▸ **TASK STATEMENT**
Each entry below is to be duplicated verbatim.

▸ **EXTRACTED DATA**

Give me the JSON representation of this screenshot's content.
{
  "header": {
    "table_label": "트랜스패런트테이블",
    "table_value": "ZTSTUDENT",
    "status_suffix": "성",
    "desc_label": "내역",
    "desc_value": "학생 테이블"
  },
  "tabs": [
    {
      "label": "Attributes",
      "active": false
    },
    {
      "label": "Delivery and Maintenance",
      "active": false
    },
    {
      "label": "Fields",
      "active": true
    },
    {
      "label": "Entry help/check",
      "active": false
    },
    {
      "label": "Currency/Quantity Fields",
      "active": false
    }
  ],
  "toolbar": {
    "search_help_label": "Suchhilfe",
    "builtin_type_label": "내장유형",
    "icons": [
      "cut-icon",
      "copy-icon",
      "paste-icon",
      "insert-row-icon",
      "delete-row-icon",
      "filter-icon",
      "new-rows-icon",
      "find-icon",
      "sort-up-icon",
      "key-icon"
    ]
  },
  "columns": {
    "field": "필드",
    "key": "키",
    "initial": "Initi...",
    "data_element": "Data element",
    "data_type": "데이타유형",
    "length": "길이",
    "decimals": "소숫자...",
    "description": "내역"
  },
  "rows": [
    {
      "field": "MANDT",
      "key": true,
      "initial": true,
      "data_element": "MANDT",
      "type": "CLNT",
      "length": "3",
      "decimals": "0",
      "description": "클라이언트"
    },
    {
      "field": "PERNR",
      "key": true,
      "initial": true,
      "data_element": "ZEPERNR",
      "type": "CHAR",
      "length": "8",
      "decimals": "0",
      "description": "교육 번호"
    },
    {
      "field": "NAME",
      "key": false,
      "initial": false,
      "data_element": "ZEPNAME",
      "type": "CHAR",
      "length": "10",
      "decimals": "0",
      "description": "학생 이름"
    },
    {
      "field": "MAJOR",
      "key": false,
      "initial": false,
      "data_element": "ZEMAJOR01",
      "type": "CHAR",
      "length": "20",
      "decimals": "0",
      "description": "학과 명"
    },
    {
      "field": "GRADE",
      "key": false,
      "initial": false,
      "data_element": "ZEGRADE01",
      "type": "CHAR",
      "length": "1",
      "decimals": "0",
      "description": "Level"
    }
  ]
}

▸ **OUTPUT FOR THIS EXERCISE**
Give me the JSON representation of this screenshot's content.
{
  "header": {
    "table_label": "트랜스패런트테이블",
    "table_value": "ZTSTUDENT",
    "status_suffix": "성",
    "desc_label": "내역",
    "desc_value": "학생 테이블"
  },
  "tabs": [
    {
      "label": "Attributes",
      "active": false
    },
    {
      "label": "Delivery and Maintenance",
      "active": false
    },
    {
      "label": "Fields",
      "active": true
    },
    {
      "label": "Entry help/check",
      "active": false
    },
    {
      "label": "Currency/Quantity Fields",
      "active": false
    }
  ],
  "toolbar": {
    "search_help_label": "Suchhilfe",
    "builtin_type_label": "내장유형",
    "icons": [
      "cut-icon",
      "copy-icon",
      "paste-icon",
      "insert-row-icon",
      "delete-row-icon",
      "filter-icon",
      "new-rows-icon",
      "find-icon",
      "sort-up-icon",
      "key-icon"
    ]
  },
  "columns": {
    "field": "필드",
    "key": "키",
    "initial": "Initi...",
    "data_element": "Data element",
    "data_type": "데이타유형",
    "length": "길이",
    "decimals": "소숫자...",
    "description": "내역"
  },
  "rows": [
    {
      "field": "MANDT",
      "key": true,
      "initial": true,
      "data_element": "MANDT",
      "type": "CLNT",
      "length": "3",
      "decimals": "0",
      "description": "클라이언트"
    },
    {
      "field": "PERNR",
      "key": true,
      "initial": true,
      "data_element": "ZEPERNR",
      "type": "CHAR",
      "length": "8",
      "decimals": "0",
      "description": "교육 번호"
    },
    {
      "field": "NAME",
      "key": false,
      "initial": false,
      "data_element": "ZEPNAME",
      "type": "CHAR",
      "length": "10",
      "decimals": "0",
      "description": "학생 이름"
    },
    {
      "field": "MAJOR",
      "key": false,
      "initial": false,
      "data_element": "ZEMAJOR01",
      "type": "CHAR",
      "length": "20",
      "decimals": "0",
      "description": "학과 명"
    },
    {
      "field": "GRADE",
      "key": false,
      "initial": false,
      "data_element": "ZEGRADE01",
      "type": "CHAR",
      "length": "1",
      "decimals": "0",
      "description": "Level"
    }
  ]
}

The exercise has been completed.